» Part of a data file
● ● ● ●

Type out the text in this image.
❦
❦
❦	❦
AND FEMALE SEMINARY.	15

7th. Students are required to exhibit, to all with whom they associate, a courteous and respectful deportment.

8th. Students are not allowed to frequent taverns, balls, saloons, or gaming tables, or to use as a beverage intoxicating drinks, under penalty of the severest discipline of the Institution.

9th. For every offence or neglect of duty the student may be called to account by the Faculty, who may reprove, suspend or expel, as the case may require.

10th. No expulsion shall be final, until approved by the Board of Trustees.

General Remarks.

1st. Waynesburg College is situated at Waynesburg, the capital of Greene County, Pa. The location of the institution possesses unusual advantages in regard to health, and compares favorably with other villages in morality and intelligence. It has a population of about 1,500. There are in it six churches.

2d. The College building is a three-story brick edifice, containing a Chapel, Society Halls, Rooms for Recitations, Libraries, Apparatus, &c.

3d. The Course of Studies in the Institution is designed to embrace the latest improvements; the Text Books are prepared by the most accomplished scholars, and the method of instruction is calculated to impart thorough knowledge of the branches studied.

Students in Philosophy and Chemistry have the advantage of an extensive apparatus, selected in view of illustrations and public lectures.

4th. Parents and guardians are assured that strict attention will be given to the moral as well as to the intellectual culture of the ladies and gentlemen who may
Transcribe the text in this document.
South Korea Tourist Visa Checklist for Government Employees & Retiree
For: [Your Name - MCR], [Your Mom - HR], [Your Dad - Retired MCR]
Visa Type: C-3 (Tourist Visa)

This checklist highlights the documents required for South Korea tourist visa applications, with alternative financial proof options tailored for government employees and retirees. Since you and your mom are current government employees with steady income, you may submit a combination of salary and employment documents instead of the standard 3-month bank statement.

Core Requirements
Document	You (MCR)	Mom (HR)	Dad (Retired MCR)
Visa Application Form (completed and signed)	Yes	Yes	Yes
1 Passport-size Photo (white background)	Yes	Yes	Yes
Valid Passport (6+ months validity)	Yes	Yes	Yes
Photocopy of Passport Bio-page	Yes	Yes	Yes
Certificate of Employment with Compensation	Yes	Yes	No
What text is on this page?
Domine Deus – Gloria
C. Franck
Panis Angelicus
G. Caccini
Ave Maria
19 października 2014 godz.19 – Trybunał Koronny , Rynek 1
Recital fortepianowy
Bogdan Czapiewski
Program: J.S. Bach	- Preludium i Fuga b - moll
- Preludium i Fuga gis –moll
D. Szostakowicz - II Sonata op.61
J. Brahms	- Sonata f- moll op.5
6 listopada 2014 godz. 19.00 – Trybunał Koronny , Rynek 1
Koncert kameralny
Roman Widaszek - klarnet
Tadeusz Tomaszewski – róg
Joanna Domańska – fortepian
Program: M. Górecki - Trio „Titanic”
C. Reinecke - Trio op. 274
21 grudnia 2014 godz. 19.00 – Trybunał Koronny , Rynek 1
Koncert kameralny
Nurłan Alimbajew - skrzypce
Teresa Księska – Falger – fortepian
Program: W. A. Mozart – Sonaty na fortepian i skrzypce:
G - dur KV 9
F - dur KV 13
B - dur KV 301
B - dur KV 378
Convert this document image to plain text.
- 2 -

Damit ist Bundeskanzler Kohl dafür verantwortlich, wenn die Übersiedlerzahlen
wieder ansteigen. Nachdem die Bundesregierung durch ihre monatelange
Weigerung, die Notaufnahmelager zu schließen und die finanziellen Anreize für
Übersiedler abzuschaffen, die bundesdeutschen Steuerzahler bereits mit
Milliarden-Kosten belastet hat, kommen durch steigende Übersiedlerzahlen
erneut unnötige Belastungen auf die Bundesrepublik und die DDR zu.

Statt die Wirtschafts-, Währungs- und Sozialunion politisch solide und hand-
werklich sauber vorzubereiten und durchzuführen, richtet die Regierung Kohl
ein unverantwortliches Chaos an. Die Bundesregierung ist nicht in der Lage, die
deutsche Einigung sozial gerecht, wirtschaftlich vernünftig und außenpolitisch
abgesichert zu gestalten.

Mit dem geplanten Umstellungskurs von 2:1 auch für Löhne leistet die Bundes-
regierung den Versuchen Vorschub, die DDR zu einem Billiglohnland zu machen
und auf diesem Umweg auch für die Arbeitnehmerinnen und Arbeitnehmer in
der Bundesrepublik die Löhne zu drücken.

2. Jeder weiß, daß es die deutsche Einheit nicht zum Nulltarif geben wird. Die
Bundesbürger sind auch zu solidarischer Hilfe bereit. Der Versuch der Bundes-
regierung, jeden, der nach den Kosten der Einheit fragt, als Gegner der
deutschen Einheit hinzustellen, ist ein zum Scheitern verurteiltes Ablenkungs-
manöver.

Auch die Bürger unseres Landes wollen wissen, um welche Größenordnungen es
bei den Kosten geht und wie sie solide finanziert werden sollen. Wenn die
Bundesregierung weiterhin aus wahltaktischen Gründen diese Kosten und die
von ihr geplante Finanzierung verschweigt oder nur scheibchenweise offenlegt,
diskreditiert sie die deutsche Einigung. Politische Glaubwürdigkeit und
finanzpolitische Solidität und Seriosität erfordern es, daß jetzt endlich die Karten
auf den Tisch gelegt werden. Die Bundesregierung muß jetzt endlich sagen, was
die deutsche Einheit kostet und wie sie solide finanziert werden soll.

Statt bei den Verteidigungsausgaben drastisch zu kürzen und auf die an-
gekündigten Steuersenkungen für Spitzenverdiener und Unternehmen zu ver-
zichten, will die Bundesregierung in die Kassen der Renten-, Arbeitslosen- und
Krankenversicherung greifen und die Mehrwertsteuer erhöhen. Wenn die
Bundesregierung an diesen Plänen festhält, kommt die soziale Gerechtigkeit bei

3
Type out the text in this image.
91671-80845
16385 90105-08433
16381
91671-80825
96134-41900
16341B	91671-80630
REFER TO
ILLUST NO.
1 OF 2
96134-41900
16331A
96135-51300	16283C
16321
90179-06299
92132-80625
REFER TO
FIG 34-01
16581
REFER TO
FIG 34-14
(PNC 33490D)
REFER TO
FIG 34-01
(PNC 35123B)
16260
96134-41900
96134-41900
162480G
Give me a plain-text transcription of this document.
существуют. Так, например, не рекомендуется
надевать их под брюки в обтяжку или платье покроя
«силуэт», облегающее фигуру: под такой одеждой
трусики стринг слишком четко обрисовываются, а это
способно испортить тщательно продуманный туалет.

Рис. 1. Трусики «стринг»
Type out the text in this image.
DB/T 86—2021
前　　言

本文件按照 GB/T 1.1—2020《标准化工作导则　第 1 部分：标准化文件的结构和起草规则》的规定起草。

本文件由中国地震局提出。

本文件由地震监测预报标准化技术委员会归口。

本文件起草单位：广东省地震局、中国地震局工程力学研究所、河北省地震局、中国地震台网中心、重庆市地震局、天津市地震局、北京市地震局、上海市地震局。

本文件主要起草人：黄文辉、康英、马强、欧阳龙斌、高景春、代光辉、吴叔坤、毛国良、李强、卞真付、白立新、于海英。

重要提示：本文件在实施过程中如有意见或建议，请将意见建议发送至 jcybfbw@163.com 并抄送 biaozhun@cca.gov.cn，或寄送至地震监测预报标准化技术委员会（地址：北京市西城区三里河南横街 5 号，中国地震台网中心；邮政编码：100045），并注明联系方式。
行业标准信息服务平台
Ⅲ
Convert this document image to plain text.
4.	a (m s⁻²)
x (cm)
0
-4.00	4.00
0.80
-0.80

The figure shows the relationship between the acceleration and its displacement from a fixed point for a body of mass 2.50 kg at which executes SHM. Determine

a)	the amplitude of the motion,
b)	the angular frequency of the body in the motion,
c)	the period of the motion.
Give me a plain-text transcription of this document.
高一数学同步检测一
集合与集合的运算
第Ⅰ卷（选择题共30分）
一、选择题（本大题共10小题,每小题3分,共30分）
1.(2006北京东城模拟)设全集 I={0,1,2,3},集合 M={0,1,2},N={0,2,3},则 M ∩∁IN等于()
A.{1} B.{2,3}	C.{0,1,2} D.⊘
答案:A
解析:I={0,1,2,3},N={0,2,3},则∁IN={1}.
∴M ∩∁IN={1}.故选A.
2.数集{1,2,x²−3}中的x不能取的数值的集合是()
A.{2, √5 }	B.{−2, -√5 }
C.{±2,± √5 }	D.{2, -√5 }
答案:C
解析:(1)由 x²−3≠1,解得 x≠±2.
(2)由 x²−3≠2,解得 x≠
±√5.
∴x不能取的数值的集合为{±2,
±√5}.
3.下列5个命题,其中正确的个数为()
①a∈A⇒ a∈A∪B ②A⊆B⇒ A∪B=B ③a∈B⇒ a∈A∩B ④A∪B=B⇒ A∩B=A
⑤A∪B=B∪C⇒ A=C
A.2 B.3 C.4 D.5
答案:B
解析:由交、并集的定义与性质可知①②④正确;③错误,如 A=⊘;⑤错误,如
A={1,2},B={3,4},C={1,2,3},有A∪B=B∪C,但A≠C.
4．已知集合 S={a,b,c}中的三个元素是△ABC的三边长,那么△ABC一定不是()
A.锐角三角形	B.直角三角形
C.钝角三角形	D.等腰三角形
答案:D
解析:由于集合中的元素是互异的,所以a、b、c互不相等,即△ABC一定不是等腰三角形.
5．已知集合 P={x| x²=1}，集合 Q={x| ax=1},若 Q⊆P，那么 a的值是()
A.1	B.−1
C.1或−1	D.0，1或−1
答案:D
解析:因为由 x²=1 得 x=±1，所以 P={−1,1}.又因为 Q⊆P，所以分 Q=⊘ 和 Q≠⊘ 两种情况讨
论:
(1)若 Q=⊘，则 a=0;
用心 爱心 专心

● ● ● ●

» Requirement
Return only the number of lines in the data that contain "стринг".

» The reply
2